## Dataset items
★ ★ ★ ★ ★

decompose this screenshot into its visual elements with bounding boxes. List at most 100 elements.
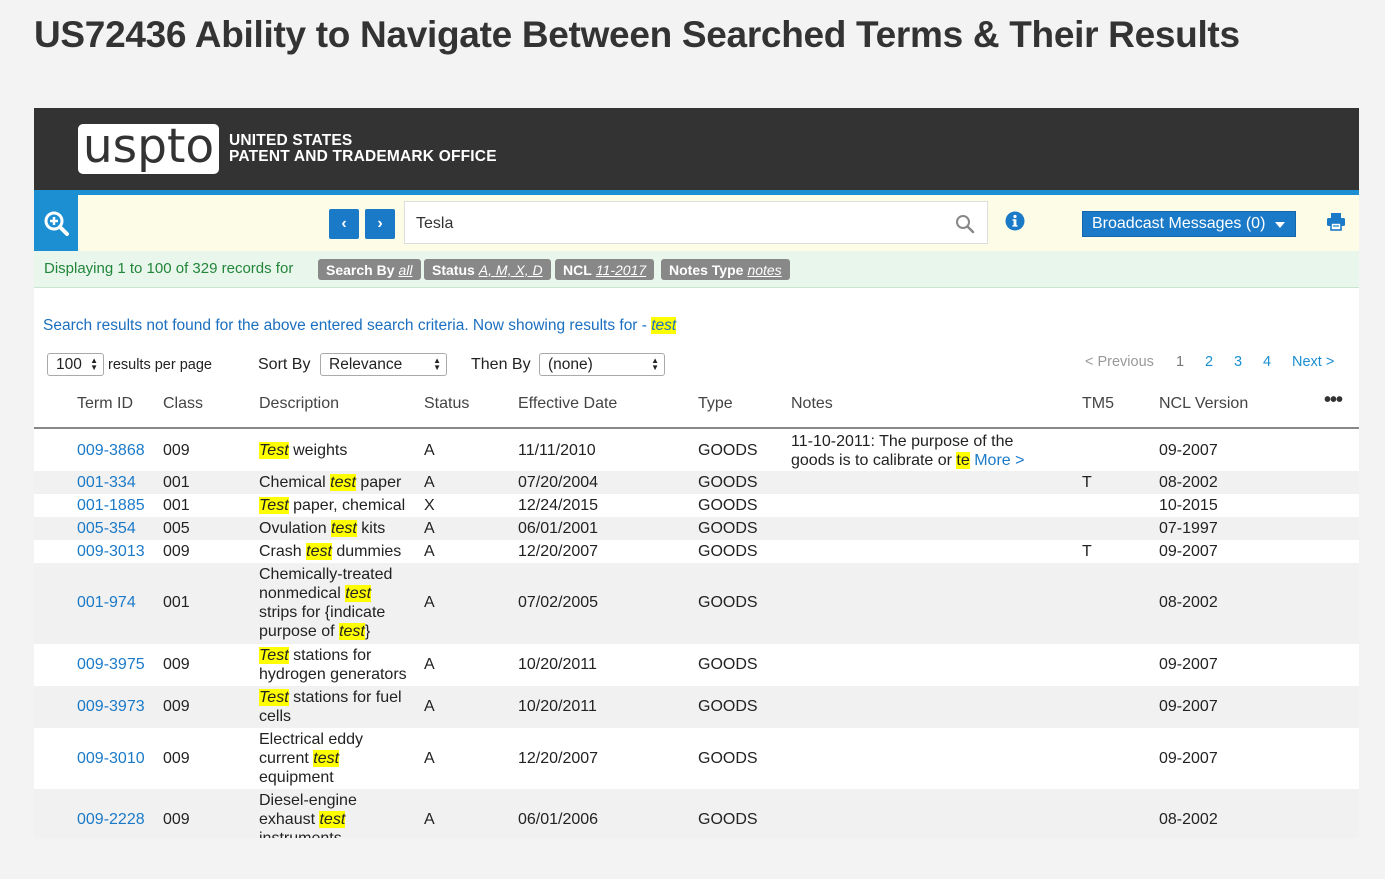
column-header-class[interactable]: Class bbox=[163, 395, 203, 413]
fallback-search-notice: Search results not found for the above e… bbox=[43, 317, 677, 335]
term-id-link[interactable]: 001-1885 bbox=[77, 496, 145, 515]
class-cell: 005 bbox=[163, 520, 190, 537]
column-header-ncl-version[interactable]: NCL Version bbox=[1159, 395, 1248, 413]
table-row[interactable]: 009-3010 009 Electrical eddy current test … bbox=[34, 728, 1359, 789]
ncl-version-cell: 09-2007 bbox=[1159, 656, 1218, 673]
chip-label: NCL bbox=[563, 261, 592, 278]
filter-chip-ncl[interactable]: NCL 11-2017 bbox=[555, 259, 655, 280]
search-icon[interactable] bbox=[955, 214, 975, 239]
column-header-description[interactable]: Description bbox=[259, 395, 339, 413]
previous-term-button[interactable]: ‹ bbox=[329, 209, 359, 239]
type-cell: GOODS bbox=[698, 750, 758, 767]
table-row[interactable]: 009-2228 009 Diesel-engine exhaust test in… bbox=[34, 789, 1359, 838]
then-by-select[interactable]: (none) ▲ ▼ bbox=[539, 353, 665, 376]
print-icon[interactable] bbox=[1326, 212, 1346, 237]
pagination-previous[interactable]: < Previous bbox=[1085, 354, 1154, 370]
results-per-page-select[interactable]: 100 ▲ ▼ bbox=[47, 353, 104, 376]
term-id-link[interactable]: 009-3975 bbox=[77, 655, 145, 674]
column-header-tm5[interactable]: TM5 bbox=[1082, 395, 1114, 413]
ncl-version-cell: 08-2002 bbox=[1159, 811, 1218, 828]
description-cell: Chemical test paper bbox=[259, 473, 411, 492]
description-text: instruments bbox=[259, 830, 342, 838]
filter-chip-status[interactable]: Status A, M, X, D bbox=[424, 259, 551, 280]
chip-label: Search By bbox=[326, 261, 395, 278]
class-cell: 001 bbox=[163, 474, 190, 491]
caret-down-icon bbox=[1275, 222, 1285, 228]
notice-term: test bbox=[651, 317, 677, 334]
filter-chip-notes-type[interactable]: Notes Type notes bbox=[661, 259, 790, 280]
column-header-type[interactable]: Type bbox=[698, 395, 733, 413]
filter-chip-search-by[interactable]: Search By all bbox=[318, 259, 421, 280]
table-row[interactable]: 001-974 001 Chemically-treated nonmedical … bbox=[34, 563, 1359, 644]
term-id-link[interactable]: 001-974 bbox=[77, 593, 136, 612]
uspto-app: uspto UNITED STATES PATENT AND TRADEMARK… bbox=[34, 108, 1359, 838]
ncl-version-cell: 09-2007 bbox=[1159, 698, 1218, 715]
type-cell: GOODS bbox=[698, 520, 758, 537]
more-options-icon[interactable]: ••• bbox=[1324, 389, 1343, 412]
zoom-toggle-button[interactable] bbox=[34, 195, 78, 251]
highlighted-term: test bbox=[306, 543, 332, 560]
effective-date-cell: 06/01/2001 bbox=[518, 520, 599, 537]
status-cell: A bbox=[424, 442, 435, 459]
effective-date-cell: 07/02/2005 bbox=[518, 594, 599, 611]
filter-summary-bar: Displaying 1 to 100 of 329 records for S… bbox=[34, 251, 1359, 288]
type-cell: GOODS bbox=[698, 811, 758, 828]
ncl-version-cell: 09-2007 bbox=[1159, 750, 1218, 767]
column-header-effective-date[interactable]: Effective Date bbox=[518, 395, 617, 413]
table-row[interactable]: 001-334 001 Chemical test paper A 07/20/2004… bbox=[34, 471, 1359, 494]
table-row[interactable]: 009-3973 009 Test stations for fuel cells A… bbox=[34, 686, 1359, 728]
status-cell: A bbox=[424, 474, 435, 491]
description-text: weights bbox=[288, 442, 348, 459]
pagination-next[interactable]: Next > bbox=[1292, 354, 1334, 370]
notes-more-link[interactable]: More > bbox=[974, 452, 1024, 469]
uspto-logo[interactable]: uspto bbox=[78, 118, 219, 174]
term-id-link[interactable]: 005-354 bbox=[77, 519, 136, 538]
term-id-link[interactable]: 001-334 bbox=[77, 473, 136, 492]
pagination-page-3[interactable]: 3 bbox=[1234, 354, 1242, 370]
search-input[interactable] bbox=[405, 202, 958, 245]
highlighted-term: Test bbox=[259, 689, 289, 706]
description-text: } bbox=[364, 623, 371, 640]
table-row[interactable]: 009-3013 009 Crash test dummies A 12/20/2007… bbox=[34, 540, 1359, 563]
sort-by-select[interactable]: Relevance ▲ ▼ bbox=[320, 353, 447, 376]
description-cell: Crash test dummies bbox=[259, 542, 411, 561]
effective-date-cell: 10/20/2011 bbox=[518, 656, 597, 673]
table-row[interactable]: 009-3868 009 Test weights A 11/11/2010 GOODS 1… bbox=[34, 429, 1359, 471]
description-text: Electrical eddy current bbox=[259, 731, 364, 767]
term-id-link[interactable]: 009-3868 bbox=[77, 441, 145, 460]
highlighted-term: Test bbox=[259, 442, 289, 459]
highlighted-term: test bbox=[319, 811, 346, 828]
search-box bbox=[404, 201, 988, 245]
type-cell: GOODS bbox=[698, 594, 758, 611]
notes-cell: 11-10-2011: The purpose of the goods is … bbox=[791, 432, 1051, 470]
term-id-link[interactable]: 009-3010 bbox=[77, 749, 145, 768]
highlighted-term: Test bbox=[259, 497, 289, 514]
ncl-version-cell: 09-2007 bbox=[1159, 442, 1218, 459]
office-name-line2: PATENT AND TRADEMARK OFFICE bbox=[229, 148, 497, 165]
then-by-value: (none) bbox=[548, 355, 593, 373]
pagination-page-2[interactable]: 2 bbox=[1205, 354, 1213, 370]
next-term-button[interactable]: › bbox=[365, 209, 395, 239]
pagination-page-4[interactable]: 4 bbox=[1263, 354, 1271, 370]
search-toolbar: ‹ › Broadcast Messages (0) bbox=[34, 195, 1359, 251]
description-cell: Test stations for hydrogen generators bbox=[259, 646, 411, 684]
status-cell: A bbox=[424, 750, 435, 767]
info-icon[interactable] bbox=[1005, 211, 1025, 236]
results-per-page-label: results per page bbox=[108, 357, 212, 373]
term-id-link[interactable]: 009-2228 bbox=[77, 810, 145, 829]
term-id-link[interactable]: 009-3013 bbox=[77, 542, 145, 561]
table-row[interactable]: 009-3975 009 Test stations for hydrogen ge… bbox=[34, 644, 1359, 686]
column-header-notes[interactable]: Notes bbox=[791, 395, 833, 413]
column-header-term-id[interactable]: Term ID bbox=[77, 395, 133, 413]
column-header-status[interactable]: Status bbox=[424, 395, 469, 413]
table-row[interactable]: 005-354 005 Ovulation test kits A 06/01/2001… bbox=[34, 517, 1359, 540]
chevron-left-icon: ‹ bbox=[341, 215, 347, 232]
broadcast-messages-button[interactable]: Broadcast Messages (0) bbox=[1082, 211, 1296, 237]
description-text: paper bbox=[355, 474, 402, 491]
pagination-page-1[interactable]: 1 bbox=[1176, 354, 1184, 370]
table-row[interactable]: 001-1885 001 Test paper, chemical X 12/24/20… bbox=[34, 494, 1359, 517]
term-id-link[interactable]: 009-3973 bbox=[77, 697, 145, 716]
type-cell: GOODS bbox=[698, 698, 758, 715]
logo-text: uspto bbox=[82, 118, 215, 174]
page-title: US72436 Ability to Navigate Between Sear… bbox=[34, 14, 1240, 55]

★ ★ ★ ★ ★

## What you should do
Copy each line of the records that contains the word "more".

## Response for this exercise
more-options-icon[interactable]: ••• bbox=[1324, 389, 1343, 412]
notes-more-link[interactable]: More > bbox=[974, 452, 1024, 469]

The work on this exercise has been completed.